Find the lines that hold the word "Output" and return them.

········

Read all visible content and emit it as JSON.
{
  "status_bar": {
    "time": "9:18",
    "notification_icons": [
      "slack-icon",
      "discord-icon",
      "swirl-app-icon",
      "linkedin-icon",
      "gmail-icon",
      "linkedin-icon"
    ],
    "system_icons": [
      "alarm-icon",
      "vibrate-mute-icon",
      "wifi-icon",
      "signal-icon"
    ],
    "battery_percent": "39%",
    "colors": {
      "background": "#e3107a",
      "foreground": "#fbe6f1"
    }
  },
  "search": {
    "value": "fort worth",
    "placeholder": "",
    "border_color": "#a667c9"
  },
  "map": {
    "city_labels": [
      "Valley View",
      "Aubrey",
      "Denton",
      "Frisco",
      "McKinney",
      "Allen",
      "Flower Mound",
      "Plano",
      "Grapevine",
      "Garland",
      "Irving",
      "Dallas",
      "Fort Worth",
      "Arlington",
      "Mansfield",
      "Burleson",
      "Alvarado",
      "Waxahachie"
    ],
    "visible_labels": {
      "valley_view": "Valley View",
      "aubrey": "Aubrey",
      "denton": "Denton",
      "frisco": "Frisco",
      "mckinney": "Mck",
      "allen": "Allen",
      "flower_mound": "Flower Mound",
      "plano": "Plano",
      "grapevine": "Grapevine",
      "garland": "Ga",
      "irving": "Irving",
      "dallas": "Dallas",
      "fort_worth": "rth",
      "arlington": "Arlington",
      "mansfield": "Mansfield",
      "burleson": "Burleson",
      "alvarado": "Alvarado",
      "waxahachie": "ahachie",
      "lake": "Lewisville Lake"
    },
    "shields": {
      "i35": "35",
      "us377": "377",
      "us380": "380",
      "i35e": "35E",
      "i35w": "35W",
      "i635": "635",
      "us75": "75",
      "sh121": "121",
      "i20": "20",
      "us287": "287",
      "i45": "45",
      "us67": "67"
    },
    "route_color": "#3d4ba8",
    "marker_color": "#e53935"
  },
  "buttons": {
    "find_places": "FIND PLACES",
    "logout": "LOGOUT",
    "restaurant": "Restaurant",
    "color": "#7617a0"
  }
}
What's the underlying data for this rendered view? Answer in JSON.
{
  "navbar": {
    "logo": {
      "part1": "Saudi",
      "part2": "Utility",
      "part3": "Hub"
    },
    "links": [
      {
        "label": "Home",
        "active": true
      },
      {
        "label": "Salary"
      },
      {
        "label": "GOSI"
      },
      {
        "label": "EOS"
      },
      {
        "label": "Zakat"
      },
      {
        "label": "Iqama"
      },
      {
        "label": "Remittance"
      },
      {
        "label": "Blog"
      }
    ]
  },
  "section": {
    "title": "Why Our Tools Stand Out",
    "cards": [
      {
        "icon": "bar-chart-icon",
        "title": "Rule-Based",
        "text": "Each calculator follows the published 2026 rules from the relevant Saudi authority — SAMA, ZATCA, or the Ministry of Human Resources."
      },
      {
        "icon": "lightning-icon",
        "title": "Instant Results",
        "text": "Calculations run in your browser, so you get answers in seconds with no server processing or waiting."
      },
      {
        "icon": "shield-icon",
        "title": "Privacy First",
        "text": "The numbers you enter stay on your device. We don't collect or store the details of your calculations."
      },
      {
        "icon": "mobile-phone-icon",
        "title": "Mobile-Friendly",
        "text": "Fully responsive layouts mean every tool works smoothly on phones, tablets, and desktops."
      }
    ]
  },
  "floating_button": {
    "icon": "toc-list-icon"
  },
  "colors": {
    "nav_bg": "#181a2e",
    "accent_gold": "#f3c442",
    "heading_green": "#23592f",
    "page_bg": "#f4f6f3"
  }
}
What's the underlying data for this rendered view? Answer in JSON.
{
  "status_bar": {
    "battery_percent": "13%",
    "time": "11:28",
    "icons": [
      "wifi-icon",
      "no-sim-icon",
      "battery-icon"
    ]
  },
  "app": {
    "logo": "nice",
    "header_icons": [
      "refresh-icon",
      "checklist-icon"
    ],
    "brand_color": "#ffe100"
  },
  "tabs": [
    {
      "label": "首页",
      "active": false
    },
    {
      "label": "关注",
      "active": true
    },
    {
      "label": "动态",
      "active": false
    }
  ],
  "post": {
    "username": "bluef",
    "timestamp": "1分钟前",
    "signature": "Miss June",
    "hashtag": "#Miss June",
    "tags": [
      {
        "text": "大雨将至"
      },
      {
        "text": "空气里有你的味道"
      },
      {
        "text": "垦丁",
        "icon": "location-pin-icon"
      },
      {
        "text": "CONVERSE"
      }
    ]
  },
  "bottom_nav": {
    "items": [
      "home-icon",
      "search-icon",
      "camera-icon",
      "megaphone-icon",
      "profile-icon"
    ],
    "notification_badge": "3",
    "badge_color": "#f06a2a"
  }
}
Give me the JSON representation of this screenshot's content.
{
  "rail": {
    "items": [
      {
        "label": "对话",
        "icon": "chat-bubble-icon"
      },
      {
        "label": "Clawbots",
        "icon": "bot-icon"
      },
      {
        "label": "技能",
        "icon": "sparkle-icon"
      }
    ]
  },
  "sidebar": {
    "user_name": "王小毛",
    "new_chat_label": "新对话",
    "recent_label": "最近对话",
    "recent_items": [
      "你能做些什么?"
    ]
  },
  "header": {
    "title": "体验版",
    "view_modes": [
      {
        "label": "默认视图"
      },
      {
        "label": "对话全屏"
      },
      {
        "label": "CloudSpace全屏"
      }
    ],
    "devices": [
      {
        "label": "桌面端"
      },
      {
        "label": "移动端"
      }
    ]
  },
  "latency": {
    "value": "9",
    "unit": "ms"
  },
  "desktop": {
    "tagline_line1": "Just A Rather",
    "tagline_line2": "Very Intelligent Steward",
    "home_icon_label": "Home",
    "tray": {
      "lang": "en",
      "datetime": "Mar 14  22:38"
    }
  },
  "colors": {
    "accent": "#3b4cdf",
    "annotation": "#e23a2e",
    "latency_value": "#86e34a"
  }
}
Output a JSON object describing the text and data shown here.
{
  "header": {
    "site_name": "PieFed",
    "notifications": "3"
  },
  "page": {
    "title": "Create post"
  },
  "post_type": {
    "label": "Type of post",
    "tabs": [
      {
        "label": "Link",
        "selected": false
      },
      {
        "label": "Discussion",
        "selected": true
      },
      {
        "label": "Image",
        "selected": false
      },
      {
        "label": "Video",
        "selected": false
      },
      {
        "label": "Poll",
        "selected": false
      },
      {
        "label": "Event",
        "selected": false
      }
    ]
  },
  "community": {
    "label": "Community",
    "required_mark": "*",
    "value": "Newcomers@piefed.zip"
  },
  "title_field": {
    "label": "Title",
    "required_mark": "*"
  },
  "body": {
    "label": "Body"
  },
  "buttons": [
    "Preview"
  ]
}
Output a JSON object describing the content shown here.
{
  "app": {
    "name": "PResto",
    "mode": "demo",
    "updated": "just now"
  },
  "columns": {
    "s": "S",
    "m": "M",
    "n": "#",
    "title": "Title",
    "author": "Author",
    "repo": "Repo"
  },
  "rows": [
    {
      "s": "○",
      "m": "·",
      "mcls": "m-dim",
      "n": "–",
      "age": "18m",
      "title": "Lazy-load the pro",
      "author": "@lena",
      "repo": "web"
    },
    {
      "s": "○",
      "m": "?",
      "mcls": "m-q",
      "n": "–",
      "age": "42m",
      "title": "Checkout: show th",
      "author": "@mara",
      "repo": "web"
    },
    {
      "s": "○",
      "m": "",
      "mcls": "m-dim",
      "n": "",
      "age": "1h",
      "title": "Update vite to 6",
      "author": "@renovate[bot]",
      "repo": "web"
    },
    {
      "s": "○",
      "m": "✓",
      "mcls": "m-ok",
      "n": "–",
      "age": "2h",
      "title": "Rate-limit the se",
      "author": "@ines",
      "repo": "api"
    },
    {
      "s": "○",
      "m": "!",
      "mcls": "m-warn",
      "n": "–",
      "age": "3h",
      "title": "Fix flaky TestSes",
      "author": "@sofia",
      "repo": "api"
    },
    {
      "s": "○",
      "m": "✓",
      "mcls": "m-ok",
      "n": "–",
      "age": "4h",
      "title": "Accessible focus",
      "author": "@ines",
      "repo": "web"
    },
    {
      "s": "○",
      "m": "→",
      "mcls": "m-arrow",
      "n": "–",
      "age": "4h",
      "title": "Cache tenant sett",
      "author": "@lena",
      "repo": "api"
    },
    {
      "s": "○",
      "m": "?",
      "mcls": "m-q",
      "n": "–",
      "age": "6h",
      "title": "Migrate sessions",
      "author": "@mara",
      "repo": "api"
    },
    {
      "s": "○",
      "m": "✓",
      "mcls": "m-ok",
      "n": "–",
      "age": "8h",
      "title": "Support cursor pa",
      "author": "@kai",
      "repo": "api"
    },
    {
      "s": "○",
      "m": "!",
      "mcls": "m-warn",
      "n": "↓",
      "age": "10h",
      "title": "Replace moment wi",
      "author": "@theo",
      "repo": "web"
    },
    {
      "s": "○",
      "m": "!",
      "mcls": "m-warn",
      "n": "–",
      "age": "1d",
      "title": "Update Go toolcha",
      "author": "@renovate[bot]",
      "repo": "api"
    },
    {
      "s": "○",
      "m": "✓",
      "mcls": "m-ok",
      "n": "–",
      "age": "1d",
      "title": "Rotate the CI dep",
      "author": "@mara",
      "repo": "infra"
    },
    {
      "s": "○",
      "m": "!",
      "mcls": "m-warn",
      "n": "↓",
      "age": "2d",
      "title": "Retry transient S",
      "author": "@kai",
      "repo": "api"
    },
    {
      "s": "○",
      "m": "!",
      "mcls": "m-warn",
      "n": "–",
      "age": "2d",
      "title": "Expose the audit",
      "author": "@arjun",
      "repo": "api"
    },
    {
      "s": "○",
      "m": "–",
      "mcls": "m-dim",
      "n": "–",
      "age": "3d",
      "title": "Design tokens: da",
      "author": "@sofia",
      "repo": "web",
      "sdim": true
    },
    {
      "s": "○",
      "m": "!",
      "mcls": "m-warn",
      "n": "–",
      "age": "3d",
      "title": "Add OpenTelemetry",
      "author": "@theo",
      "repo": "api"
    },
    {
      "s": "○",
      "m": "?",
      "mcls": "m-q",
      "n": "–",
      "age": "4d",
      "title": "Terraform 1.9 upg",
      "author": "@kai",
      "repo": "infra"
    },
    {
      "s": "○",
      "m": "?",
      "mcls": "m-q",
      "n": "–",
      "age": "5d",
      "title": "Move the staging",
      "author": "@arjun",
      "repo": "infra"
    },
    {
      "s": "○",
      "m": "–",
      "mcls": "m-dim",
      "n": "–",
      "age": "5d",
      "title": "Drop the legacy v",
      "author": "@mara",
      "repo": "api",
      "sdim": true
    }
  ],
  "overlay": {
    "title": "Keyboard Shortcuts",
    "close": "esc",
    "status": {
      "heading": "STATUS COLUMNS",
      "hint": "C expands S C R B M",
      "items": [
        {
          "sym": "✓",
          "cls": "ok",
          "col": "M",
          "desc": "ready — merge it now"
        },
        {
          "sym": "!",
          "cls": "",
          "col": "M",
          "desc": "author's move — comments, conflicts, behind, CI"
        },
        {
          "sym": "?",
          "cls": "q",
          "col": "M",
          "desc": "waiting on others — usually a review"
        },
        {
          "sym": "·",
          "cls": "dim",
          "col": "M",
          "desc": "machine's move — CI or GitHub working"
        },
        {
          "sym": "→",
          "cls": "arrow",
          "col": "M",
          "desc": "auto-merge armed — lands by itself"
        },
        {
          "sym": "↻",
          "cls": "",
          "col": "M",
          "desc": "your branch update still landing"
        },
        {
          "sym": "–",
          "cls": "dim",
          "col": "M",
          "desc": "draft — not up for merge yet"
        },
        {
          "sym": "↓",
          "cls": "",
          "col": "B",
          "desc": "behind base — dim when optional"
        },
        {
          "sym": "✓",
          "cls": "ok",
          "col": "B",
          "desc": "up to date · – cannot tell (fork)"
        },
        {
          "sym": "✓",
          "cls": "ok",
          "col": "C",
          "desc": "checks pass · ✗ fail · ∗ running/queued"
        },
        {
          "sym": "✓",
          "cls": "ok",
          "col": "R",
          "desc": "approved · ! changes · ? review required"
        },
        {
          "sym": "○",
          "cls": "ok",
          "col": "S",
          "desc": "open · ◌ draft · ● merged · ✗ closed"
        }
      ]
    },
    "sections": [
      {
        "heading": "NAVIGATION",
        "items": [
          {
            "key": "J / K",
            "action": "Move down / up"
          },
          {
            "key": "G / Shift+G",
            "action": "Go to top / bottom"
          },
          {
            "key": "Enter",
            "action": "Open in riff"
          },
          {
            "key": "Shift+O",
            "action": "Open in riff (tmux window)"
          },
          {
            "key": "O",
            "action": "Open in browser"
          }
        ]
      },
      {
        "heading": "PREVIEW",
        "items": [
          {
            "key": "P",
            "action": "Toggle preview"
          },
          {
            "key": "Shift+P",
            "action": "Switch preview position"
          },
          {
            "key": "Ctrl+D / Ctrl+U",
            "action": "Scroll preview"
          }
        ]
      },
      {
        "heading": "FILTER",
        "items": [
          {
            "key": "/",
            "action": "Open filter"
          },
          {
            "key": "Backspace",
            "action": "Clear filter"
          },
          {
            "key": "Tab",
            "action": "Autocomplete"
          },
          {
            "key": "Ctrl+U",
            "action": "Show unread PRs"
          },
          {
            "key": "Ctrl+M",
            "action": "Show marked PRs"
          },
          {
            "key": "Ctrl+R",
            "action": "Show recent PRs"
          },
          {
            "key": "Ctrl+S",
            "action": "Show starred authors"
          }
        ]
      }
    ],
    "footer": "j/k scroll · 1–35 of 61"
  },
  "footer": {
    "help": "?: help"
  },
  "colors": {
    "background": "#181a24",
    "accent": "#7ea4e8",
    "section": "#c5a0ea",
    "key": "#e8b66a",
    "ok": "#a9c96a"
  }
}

········

* [RESPONSE BELOW]
Output a JSON object describing the text and data shown here.
Output a JSON object describing the content shown here.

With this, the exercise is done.